• EXERCISE: What is the number of lines that include the word "name"? Provide only that figure.

#### RECORDS SUPPLIED

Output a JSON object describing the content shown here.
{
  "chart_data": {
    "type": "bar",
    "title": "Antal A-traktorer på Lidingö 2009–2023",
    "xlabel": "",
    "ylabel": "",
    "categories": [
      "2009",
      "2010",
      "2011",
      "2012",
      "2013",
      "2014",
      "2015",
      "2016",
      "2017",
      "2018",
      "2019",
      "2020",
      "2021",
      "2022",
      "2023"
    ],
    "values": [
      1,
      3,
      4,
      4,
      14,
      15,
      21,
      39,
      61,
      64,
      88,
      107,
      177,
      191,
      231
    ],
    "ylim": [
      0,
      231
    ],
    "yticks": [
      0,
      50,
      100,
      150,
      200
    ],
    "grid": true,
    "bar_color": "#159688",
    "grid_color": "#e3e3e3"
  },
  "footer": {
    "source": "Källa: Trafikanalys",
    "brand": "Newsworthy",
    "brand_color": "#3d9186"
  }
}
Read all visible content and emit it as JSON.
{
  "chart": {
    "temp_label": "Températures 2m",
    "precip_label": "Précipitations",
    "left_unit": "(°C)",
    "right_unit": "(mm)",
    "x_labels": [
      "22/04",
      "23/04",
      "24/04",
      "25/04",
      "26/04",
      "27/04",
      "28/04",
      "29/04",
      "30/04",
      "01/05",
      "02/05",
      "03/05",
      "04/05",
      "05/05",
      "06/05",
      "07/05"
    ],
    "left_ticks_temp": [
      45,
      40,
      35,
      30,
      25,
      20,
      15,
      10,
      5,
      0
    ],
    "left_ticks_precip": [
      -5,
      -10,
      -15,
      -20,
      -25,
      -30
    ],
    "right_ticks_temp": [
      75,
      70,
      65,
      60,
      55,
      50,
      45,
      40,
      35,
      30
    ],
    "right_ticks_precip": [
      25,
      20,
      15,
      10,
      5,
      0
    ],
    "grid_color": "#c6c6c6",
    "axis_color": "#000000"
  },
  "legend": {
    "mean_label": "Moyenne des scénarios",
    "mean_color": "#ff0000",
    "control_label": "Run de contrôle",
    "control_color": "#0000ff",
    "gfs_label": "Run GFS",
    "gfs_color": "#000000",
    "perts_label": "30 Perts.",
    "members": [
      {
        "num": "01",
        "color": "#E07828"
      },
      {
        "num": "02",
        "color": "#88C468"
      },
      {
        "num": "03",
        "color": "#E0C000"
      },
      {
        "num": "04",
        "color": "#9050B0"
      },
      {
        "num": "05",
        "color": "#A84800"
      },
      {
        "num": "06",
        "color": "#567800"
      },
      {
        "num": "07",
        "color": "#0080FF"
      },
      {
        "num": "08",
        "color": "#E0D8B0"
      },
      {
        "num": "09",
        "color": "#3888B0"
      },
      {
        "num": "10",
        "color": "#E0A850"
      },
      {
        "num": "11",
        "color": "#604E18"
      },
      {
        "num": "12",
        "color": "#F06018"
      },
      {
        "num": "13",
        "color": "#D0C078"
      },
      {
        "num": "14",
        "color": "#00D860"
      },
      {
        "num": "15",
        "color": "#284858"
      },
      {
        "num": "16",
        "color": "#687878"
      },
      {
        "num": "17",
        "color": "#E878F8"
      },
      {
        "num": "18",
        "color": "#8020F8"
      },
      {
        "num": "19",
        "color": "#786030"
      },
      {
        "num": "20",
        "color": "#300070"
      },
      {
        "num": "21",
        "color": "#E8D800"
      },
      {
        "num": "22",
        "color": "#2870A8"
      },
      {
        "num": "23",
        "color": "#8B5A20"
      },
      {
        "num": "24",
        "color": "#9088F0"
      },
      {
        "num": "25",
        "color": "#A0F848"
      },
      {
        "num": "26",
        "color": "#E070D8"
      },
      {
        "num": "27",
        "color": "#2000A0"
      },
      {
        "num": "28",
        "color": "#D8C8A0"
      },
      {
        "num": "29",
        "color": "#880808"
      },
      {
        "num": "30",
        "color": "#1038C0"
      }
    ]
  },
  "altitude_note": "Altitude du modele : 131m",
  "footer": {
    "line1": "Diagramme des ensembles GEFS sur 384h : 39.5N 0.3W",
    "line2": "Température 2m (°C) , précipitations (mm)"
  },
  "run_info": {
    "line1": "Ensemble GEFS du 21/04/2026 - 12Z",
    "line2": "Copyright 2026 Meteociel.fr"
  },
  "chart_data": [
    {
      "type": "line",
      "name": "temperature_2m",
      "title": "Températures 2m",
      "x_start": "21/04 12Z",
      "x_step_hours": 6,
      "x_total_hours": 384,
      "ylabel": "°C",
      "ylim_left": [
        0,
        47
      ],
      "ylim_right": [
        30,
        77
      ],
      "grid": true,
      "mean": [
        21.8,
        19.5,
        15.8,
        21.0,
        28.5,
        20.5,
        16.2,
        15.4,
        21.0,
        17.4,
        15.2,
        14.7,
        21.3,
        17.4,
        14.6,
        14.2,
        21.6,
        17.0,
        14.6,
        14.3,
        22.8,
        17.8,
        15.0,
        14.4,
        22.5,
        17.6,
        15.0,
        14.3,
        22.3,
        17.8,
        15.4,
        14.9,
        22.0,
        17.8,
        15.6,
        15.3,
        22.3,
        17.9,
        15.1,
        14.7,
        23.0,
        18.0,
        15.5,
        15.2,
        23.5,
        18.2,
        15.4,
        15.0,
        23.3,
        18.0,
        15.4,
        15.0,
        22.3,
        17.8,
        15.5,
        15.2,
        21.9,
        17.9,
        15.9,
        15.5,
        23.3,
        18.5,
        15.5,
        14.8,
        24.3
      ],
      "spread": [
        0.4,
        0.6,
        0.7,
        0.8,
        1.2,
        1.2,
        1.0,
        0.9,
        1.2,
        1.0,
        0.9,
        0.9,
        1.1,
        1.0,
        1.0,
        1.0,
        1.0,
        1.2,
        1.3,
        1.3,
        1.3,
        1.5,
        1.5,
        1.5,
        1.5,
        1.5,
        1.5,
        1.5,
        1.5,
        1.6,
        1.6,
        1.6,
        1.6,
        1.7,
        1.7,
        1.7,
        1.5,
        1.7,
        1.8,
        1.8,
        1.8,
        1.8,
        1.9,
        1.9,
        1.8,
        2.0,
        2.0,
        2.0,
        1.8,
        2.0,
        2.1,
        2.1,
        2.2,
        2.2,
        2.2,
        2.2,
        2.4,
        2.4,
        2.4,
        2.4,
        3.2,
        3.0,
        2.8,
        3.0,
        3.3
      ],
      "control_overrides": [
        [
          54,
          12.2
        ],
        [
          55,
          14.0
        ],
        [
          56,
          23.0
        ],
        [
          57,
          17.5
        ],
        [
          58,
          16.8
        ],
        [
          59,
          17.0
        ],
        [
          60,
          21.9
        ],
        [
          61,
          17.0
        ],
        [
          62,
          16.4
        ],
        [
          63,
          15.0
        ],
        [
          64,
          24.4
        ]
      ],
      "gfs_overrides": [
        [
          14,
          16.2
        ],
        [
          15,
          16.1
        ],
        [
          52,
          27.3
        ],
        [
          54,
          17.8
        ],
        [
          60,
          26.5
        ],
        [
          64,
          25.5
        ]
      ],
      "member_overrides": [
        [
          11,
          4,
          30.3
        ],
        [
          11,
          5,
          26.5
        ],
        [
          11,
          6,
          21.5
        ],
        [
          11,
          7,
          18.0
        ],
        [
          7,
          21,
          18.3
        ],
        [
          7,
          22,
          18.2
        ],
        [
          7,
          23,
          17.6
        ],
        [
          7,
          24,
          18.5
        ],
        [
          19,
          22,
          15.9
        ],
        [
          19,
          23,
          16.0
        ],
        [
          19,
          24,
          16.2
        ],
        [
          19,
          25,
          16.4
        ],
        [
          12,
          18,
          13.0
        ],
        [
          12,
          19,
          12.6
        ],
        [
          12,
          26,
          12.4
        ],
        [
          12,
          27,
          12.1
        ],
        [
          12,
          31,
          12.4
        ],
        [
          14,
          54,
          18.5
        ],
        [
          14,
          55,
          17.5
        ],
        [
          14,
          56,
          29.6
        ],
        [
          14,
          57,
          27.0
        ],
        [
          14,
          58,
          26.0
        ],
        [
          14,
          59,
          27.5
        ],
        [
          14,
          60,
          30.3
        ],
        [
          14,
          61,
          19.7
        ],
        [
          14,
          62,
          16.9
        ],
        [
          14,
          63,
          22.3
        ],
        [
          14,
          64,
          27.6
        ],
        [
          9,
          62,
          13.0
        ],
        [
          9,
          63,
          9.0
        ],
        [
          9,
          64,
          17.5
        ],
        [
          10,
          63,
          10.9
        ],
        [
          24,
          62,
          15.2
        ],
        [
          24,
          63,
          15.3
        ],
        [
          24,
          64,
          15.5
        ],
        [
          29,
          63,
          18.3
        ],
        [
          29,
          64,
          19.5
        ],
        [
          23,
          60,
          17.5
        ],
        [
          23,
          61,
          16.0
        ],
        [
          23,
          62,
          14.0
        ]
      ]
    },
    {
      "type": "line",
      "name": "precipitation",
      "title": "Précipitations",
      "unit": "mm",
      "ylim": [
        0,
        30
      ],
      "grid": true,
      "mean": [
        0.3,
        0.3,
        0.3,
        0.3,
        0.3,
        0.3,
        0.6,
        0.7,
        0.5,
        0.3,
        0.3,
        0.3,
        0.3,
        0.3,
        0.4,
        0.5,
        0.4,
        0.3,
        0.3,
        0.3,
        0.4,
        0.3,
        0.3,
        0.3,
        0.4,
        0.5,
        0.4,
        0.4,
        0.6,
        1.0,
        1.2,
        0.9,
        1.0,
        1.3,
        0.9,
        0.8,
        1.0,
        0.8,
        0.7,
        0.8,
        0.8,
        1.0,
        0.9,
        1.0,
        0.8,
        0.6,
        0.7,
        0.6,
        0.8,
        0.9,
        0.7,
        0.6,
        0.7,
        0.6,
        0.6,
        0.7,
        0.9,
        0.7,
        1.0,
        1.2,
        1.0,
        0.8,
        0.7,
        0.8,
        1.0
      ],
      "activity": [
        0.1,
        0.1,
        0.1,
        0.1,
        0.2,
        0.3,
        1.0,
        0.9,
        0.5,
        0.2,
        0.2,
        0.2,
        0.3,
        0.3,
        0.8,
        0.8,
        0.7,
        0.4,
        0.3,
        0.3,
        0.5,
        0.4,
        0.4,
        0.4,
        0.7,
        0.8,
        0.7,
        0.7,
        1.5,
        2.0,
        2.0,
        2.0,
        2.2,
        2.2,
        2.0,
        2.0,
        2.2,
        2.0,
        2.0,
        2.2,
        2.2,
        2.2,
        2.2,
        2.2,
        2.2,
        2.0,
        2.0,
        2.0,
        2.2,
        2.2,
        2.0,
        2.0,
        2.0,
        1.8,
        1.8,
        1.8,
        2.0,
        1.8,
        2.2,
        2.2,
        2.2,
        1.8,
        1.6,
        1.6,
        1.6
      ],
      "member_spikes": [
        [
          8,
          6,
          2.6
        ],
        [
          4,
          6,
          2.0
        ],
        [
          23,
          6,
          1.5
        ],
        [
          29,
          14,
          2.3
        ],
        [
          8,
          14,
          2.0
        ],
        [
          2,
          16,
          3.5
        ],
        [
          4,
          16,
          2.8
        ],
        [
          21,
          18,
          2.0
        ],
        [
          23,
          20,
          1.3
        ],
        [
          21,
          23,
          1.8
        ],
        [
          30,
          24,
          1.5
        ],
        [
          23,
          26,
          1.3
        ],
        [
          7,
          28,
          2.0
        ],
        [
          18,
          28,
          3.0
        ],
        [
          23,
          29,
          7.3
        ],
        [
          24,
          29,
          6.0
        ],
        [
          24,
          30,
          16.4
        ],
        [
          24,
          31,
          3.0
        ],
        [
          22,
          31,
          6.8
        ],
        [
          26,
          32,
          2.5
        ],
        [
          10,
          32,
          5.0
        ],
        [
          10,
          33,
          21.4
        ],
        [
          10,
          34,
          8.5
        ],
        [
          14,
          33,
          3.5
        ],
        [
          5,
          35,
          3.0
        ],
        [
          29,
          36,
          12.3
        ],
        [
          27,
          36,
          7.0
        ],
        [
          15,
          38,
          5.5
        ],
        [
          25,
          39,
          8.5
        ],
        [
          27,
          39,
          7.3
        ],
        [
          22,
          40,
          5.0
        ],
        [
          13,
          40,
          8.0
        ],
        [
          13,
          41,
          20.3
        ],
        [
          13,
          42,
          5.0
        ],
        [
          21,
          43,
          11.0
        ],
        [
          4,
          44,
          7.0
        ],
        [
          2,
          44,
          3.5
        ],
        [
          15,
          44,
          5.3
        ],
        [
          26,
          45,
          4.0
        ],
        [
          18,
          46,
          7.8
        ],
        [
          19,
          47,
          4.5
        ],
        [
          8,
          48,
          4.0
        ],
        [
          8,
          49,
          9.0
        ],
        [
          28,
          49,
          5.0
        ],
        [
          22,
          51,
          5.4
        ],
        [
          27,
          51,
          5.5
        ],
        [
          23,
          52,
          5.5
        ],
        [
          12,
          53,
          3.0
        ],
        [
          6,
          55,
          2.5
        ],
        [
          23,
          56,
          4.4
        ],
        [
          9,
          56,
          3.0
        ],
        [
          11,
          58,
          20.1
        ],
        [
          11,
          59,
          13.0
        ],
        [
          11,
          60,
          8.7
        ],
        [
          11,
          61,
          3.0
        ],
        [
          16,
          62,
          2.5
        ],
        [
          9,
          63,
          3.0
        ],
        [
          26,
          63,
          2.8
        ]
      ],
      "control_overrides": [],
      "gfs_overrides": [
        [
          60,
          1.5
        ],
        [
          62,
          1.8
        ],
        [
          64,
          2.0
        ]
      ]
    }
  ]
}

########

• TASK OUTPUT: 2